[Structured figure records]

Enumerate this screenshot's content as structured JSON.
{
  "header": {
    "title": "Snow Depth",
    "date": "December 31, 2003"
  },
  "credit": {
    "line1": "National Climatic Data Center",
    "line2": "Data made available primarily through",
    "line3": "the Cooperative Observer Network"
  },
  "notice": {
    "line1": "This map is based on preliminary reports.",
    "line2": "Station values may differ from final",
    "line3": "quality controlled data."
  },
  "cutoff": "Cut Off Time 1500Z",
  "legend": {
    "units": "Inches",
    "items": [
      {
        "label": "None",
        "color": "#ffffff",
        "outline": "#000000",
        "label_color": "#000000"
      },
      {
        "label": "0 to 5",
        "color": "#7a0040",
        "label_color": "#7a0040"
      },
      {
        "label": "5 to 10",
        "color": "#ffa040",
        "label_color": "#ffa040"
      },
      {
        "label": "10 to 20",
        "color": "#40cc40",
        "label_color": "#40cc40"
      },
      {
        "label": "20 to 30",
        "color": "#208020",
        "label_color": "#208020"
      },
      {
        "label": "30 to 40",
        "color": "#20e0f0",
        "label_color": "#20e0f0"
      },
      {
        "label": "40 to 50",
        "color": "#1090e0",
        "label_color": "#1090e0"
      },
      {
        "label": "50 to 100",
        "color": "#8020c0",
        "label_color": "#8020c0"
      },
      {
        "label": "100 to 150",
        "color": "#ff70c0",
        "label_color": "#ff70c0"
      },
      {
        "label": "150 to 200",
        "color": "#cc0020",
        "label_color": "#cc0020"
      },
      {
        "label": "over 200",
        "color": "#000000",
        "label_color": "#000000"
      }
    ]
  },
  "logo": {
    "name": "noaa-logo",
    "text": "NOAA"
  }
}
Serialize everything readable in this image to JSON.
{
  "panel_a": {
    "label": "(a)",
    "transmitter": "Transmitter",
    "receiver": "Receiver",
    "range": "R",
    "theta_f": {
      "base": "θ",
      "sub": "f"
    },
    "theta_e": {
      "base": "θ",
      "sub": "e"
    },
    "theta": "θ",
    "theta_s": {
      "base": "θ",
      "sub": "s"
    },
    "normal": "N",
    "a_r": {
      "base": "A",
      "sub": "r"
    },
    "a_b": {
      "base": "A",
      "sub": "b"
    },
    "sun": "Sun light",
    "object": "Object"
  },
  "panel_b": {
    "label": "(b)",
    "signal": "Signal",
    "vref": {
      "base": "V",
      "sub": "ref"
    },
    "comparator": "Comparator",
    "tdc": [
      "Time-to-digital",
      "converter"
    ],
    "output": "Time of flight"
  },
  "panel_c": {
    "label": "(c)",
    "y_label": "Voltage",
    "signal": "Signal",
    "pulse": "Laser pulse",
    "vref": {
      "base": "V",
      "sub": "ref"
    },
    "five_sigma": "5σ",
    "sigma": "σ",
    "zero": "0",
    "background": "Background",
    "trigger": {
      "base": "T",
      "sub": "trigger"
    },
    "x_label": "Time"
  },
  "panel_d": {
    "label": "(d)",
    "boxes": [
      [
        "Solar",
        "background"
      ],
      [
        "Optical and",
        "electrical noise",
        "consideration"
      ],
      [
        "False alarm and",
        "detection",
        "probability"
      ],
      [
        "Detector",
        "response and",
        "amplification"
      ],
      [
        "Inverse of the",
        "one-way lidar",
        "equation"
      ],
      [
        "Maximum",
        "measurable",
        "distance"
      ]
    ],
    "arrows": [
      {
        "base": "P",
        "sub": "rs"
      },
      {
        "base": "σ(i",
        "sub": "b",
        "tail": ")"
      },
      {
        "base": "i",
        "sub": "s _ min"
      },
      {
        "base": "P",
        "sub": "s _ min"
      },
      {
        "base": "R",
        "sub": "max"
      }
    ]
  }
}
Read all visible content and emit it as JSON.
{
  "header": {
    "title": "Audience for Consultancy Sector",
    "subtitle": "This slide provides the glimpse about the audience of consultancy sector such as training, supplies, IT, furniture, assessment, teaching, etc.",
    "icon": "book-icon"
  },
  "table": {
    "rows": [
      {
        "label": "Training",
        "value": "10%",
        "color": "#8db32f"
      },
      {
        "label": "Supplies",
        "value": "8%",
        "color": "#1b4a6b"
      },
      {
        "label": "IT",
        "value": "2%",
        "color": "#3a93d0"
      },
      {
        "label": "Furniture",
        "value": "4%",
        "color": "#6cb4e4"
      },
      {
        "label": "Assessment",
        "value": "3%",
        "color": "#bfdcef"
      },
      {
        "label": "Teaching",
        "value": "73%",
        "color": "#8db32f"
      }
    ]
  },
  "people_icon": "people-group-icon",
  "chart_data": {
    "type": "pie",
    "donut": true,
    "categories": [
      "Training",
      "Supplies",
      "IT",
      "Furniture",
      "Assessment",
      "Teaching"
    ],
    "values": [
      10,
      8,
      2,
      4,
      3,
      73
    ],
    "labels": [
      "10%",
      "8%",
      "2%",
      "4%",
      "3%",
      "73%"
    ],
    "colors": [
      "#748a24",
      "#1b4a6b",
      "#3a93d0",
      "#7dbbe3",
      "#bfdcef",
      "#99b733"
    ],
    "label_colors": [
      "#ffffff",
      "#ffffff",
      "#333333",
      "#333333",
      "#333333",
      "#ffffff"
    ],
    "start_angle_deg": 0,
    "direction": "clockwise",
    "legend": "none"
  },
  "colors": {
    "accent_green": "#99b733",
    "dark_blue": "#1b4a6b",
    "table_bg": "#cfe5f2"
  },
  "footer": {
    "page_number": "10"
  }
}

What is asked - From the data above, extract every line in its exact form.

Task result -
Enumerate this screenshot's content as structured JSON.
{
  "header": {
    "title": "Snow Depth",
    "date": "December 31, 2003"
  },
  "credit": {
    "line1": "National Climatic Data Center",
    "line2": "Data made available primarily through",
    "line3": "the Cooperative Observer Network"
  },
  "notice": {
    "line1": "This map is based on preliminary reports.",
    "line2": "Station values may differ from final",
    "line3": "quality controlled data."
  },
  "cutoff": "Cut Off Time 1500Z",
  "legend": {
    "units": "Inches",
    "items": [
      {
        "label": "None",
        "color": "#ffffff",
        "outline": "#000000",
        "label_color": "#000000"
      },
      {
        "label": "0 to 5",
        "color": "#7a0040",
        "label_color": "#7a0040"
      },
      {
        "label": "5 to 10",
        "color": "#ffa040",
        "label_color": "#ffa040"
      },
      {
        "label": "10 to 20",
        "color": "#40cc40",
        "label_color": "#40cc40"
      },
      {
        "label": "20 to 30",
        "color": "#208020",
        "label_color": "#208020"
      },
      {
        "label": "30 to 40",
        "color": "#20e0f0",
        "label_color": "#20e0f0"
      },
      {
        "label": "40 to 50",
        "color": "#1090e0",
        "label_color": "#1090e0"
      },
      {
        "label": "50 to 100",
        "color": "#8020c0",
        "label_color": "#8020c0"
      },
      {
        "label": "100 to 150",
        "color": "#ff70c0",
        "label_color": "#ff70c0"
      },
      {
        "label": "150 to 200",
        "color": "#cc0020",
        "label_color": "#cc0020"
      },
      {
        "label": "over 200",
        "color": "#000000",
        "label_color": "#000000"
      }
    ]
  },
  "logo": {
    "name": "noaa-logo",
    "text": "NOAA"
  }
}
Serialize everything readable in this image to JSON.
{
  "panel_a": {
    "label": "(a)",
    "transmitter": "Transmitter",
    "receiver": "Receiver",
    "range": "R",
    "theta_f": {
      "base": "θ",
      "sub": "f"
    },
    "theta_e": {
      "base": "θ",
      "sub": "e"
    },
    "theta": "θ",
    "theta_s": {
      "base": "θ",
      "sub": "s"
    },
    "normal": "N",
    "a_r": {
      "base": "A",
      "sub": "r"
    },
    "a_b": {
      "base": "A",
      "sub": "b"
    },
    "sun": "Sun light",
    "object": "Object"
  },
  "panel_b": {
    "label": "(b)",
    "signal": "Signal",
    "vref": {
      "base": "V",
      "sub": "ref"
    },
    "comparator": "Comparator",
    "tdc": [
      "Time-to-digital",
      "converter"
    ],
    "output": "Time of flight"
  },
  "panel_c": {
    "label": "(c)",
    "y_label": "Voltage",
    "signal": "Signal",
    "pulse": "Laser pulse",
    "vref": {
      "base": "V",
      "sub": "ref"
    },
    "five_sigma": "5σ",
    "sigma": "σ",
    "zero": "0",
    "background": "Background",
    "trigger": {
      "base": "T",
      "sub": "trigger"
    },
    "x_label": "Time"
  },
  "panel_d": {
    "label": "(d)",
    "boxes": [
      [
        "Solar",
        "background"
      ],
      [
        "Optical and",
        "electrical noise",
        "consideration"
      ],
      [
        "False alarm and",
        "detection",
        "probability"
      ],
      [
        "Detector",
        "response and",
        "amplification"
      ],
      [
        "Inverse of the",
        "one-way lidar",
        "equation"
      ],
      [
        "Maximum",
        "measurable",
        "distance"
      ]
    ],
    "arrows": [
      {
        "base": "P",
        "sub": "rs"
      },
      {
        "base": "σ(i",
        "sub": "b",
        "tail": ")"
      },
      {
        "base": "i",
        "sub": "s _ min"
      },
      {
        "base": "P",
        "sub": "s _ min"
      },
      {
        "base": "R",
        "sub": "max"
      }
    ]
  }
}
Read all visible content and emit it as JSON.
{
  "header": {
    "title": "Audience for Consultancy Sector",
    "subtitle": "This slide provides the glimpse about the audience of consultancy sector such as training, supplies, IT, furniture, assessment, teaching, etc.",
    "icon": "book-icon"
  },
  "table": {
    "rows": [
      {
        "label": "Training",
        "value": "10%",
        "color": "#8db32f"
      },
      {
        "label": "Supplies",
        "value": "8%",
        "color": "#1b4a6b"
      },
      {
        "label": "IT",
        "value": "2%",
        "color": "#3a93d0"
      },
      {
        "label": "Furniture",
        "value": "4%",
        "color": "#6cb4e4"
      },
      {
        "label": "Assessment",
        "value": "3%",
        "color": "#bfdcef"
      },
      {
        "label": "Teaching",
        "value": "73%",
        "color": "#8db32f"
      }
    ]
  },
  "people_icon": "people-group-icon",
  "chart_data": {
    "type": "pie",
    "donut": true,
    "categories": [
      "Training",
      "Supplies",
      "IT",
      "Furniture",
      "Assessment",
      "Teaching"
    ],
    "values": [
      10,
      8,
      2,
      4,
      3,
      73
    ],
    "labels": [
      "10%",
      "8%",
      "2%",
      "4%",
      "3%",
      "73%"
    ],
    "colors": [
      "#748a24",
      "#1b4a6b",
      "#3a93d0",
      "#7dbbe3",
      "#bfdcef",
      "#99b733"
    ],
    "label_colors": [
      "#ffffff",
      "#ffffff",
      "#333333",
      "#333333",
      "#333333",
      "#ffffff"
    ],
    "start_angle_deg": 0,
    "direction": "clockwise",
    "legend": "none"
  },
  "colors": {
    "accent_green": "#99b733",
    "dark_blue": "#1b4a6b",
    "table_bg": "#cfe5f2"
  },
  "footer": {
    "page_number": "10"
  }
}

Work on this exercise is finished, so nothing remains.